**What is needed**
Please find all lines in the data that hold the string "Leonard" and copy them.

## begin Dataset records

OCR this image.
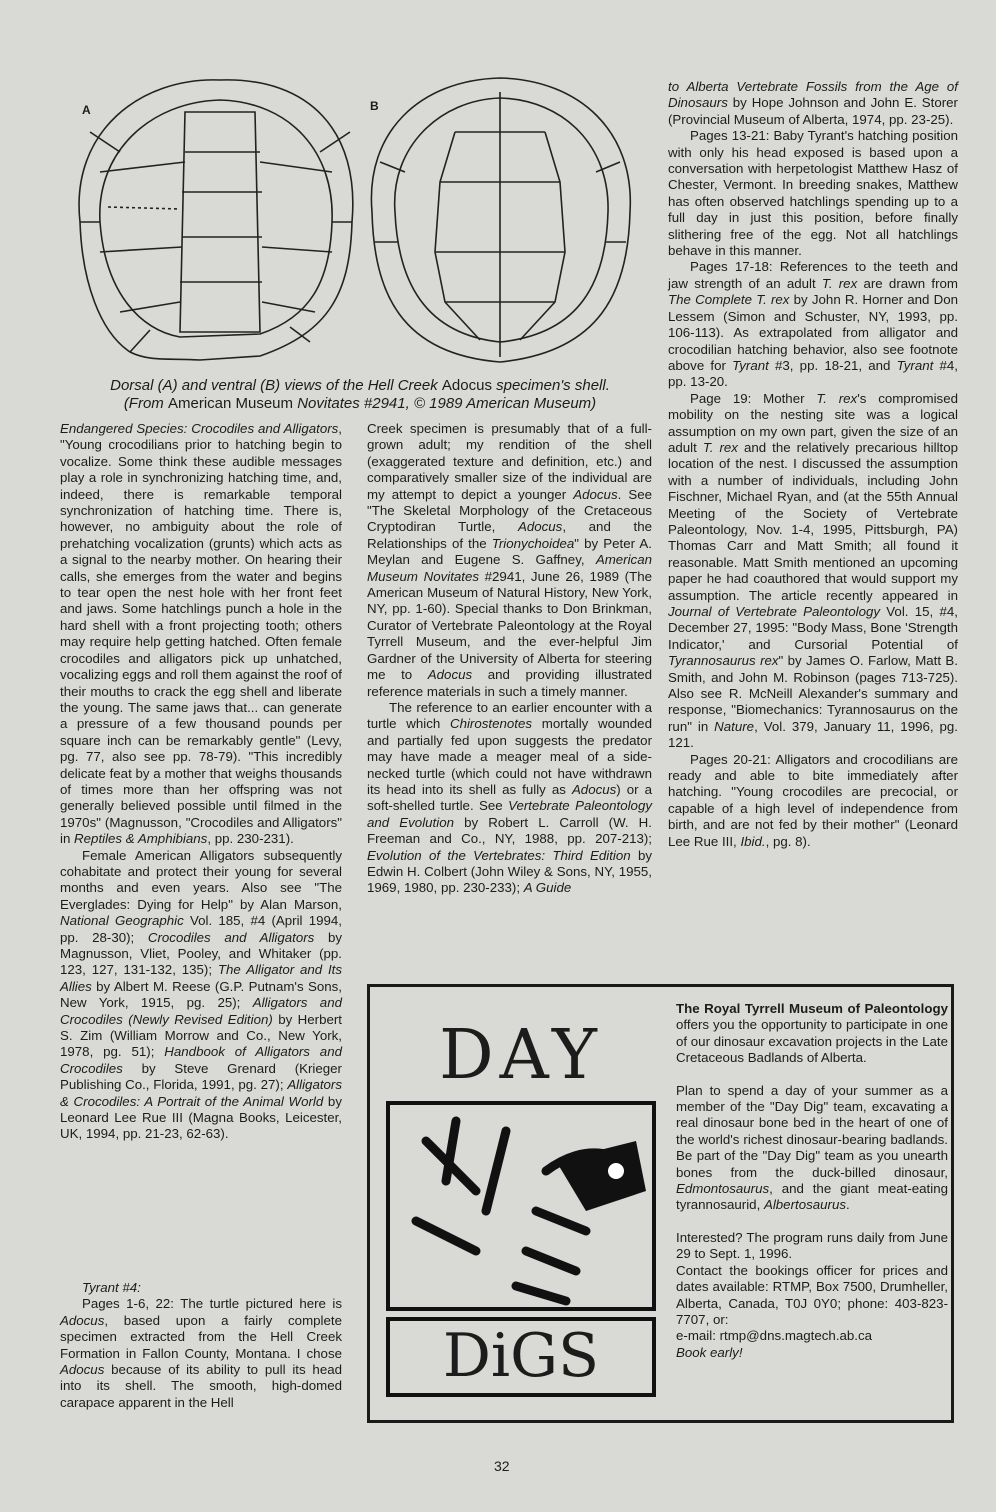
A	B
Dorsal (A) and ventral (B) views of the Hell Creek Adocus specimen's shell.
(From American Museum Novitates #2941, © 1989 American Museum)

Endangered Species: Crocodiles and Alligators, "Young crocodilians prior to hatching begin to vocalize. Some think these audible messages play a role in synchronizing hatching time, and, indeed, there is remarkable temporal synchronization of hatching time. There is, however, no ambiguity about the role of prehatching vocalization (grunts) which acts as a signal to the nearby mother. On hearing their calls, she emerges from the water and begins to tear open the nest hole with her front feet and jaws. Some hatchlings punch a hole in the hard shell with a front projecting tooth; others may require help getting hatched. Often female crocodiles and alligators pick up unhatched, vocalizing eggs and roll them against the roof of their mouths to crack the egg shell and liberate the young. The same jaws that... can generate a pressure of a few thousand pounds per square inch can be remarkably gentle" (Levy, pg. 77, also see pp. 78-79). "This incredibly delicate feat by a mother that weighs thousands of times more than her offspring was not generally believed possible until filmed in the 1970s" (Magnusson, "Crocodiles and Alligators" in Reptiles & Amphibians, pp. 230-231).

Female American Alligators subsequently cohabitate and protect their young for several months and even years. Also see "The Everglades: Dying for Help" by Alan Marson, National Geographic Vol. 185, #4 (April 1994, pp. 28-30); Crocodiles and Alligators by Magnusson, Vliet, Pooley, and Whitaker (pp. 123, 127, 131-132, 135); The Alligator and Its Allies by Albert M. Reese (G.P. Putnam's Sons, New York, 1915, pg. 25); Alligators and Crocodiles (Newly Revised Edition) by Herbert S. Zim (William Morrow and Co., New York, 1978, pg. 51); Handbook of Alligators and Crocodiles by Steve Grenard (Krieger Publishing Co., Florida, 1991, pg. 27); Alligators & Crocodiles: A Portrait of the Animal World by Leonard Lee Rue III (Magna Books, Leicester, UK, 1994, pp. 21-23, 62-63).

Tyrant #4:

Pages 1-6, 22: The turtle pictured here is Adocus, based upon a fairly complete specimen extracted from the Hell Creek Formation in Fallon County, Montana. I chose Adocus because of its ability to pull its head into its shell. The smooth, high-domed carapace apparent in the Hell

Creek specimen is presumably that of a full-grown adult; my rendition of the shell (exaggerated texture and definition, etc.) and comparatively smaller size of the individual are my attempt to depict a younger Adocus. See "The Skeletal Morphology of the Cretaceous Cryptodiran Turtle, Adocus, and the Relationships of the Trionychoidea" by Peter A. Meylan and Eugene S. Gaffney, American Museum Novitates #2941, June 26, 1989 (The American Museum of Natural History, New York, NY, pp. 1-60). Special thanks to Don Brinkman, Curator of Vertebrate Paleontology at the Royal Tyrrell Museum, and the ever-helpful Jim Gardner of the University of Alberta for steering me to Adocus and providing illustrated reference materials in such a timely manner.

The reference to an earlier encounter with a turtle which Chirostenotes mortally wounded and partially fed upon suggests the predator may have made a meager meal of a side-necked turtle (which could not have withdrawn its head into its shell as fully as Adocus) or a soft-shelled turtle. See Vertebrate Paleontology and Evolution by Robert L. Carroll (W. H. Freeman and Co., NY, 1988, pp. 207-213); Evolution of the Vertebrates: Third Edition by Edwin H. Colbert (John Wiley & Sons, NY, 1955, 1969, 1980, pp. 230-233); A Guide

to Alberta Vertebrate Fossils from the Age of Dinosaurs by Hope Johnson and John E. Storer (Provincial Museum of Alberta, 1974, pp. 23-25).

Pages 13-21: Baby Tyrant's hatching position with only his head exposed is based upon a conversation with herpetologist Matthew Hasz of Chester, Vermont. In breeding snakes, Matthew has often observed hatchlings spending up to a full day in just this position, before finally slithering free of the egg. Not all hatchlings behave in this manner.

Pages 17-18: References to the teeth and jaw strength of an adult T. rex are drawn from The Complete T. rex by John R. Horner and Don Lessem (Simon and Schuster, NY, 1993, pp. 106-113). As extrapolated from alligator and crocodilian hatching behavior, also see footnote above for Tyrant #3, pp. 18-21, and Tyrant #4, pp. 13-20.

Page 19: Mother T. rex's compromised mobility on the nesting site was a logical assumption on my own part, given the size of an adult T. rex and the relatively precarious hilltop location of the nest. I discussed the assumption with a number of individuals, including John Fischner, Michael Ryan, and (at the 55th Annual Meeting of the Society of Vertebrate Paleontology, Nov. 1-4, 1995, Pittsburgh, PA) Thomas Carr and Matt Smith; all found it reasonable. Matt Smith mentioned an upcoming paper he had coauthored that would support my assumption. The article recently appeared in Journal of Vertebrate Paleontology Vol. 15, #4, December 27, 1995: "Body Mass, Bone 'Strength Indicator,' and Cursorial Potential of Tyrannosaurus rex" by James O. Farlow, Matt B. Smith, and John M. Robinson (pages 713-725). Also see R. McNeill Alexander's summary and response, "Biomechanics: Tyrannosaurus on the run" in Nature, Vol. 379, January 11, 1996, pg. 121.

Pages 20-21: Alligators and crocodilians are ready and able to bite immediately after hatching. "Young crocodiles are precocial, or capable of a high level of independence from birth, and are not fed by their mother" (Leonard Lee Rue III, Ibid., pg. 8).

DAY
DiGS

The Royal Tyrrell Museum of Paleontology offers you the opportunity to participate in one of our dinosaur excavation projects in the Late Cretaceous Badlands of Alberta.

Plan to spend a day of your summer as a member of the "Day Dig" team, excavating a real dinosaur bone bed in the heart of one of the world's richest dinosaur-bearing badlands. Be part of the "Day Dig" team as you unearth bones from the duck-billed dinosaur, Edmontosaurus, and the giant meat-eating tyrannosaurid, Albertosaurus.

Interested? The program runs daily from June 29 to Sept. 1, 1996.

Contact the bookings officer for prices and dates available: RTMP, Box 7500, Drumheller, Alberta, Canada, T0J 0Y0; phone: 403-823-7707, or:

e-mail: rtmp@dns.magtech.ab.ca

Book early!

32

## end Dataset records
## begin Dataset records

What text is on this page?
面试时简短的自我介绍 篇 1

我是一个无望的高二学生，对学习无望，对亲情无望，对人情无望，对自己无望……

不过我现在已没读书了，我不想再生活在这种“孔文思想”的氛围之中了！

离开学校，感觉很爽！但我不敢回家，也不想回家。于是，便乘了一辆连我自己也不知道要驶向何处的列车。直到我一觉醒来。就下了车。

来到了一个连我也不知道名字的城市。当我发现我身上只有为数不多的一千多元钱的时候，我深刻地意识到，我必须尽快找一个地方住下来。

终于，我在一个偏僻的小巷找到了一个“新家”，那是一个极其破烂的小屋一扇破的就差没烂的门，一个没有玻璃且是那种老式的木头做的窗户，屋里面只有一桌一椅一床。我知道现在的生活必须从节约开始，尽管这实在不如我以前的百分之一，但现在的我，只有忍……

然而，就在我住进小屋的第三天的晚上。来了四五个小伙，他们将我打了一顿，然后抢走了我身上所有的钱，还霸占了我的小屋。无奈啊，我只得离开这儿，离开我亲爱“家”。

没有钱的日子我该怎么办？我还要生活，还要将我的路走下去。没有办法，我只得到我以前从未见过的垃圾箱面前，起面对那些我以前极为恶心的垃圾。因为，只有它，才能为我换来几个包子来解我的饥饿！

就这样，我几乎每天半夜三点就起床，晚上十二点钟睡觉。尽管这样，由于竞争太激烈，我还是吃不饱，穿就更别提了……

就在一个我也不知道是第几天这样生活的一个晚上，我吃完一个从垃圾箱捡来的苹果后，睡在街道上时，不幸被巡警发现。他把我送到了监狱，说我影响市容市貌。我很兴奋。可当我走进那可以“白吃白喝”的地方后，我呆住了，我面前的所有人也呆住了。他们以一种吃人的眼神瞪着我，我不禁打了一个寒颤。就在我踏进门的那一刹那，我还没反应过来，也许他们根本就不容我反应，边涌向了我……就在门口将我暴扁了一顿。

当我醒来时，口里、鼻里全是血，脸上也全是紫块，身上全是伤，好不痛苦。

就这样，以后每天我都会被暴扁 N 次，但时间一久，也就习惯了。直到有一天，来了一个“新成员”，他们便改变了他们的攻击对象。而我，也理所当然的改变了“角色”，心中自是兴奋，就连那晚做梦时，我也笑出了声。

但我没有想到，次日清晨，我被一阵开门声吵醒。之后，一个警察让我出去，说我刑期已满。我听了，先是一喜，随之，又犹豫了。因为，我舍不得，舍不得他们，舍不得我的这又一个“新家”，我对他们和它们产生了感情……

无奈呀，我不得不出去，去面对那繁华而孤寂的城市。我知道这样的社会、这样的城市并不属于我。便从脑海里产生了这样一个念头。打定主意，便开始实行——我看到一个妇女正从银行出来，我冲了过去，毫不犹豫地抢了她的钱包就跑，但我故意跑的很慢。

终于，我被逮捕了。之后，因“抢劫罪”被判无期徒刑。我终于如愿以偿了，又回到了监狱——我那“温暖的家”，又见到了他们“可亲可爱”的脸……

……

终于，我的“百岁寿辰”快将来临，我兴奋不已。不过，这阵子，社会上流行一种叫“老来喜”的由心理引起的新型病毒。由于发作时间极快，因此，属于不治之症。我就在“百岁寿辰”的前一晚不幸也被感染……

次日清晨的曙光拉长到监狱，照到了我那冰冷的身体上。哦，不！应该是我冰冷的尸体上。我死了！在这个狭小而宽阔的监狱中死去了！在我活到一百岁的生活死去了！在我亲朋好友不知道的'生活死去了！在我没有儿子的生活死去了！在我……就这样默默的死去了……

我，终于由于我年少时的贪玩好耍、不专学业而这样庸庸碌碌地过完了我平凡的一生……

## end Dataset records

**Correct response**
Female American Alligators subsequently cohabitate and protect their young for several months and even years. Also see "The Everglades: Dying for Help" by Alan Marson, National Geographic Vol. 185, #4 (April 1994, pp. 28-30); Crocodiles and Alligators by Magnusson, Vliet, Pooley, and Whitaker (pp. 123, 127, 131-132, 135); The Alligator and Its Allies by Albert M. Reese (G.P. Putnam's Sons, New York, 1915, pg. 25); Alligators and Crocodiles (Newly Revised Edition) by Herbert S. Zim (William Morrow and Co., New York, 1978, pg. 51); Handbook of Alligators and Crocodiles by Steve Grenard (Krieger Publishing Co., Florida, 1991, pg. 27); Alligators & Crocodiles: A Portrait of the Animal World by Leonard Lee Rue III (Magna Books, Leicester, UK, 1994, pp. 21-23, 62-63).
Pages 20-21: Alligators and crocodilians are ready and able to bite immediately after hatching. "Young crocodiles are precocial, or capable of a high level of independence from birth, and are not fed by their mother" (Leonard Lee Rue III, Ibid., pg. 8).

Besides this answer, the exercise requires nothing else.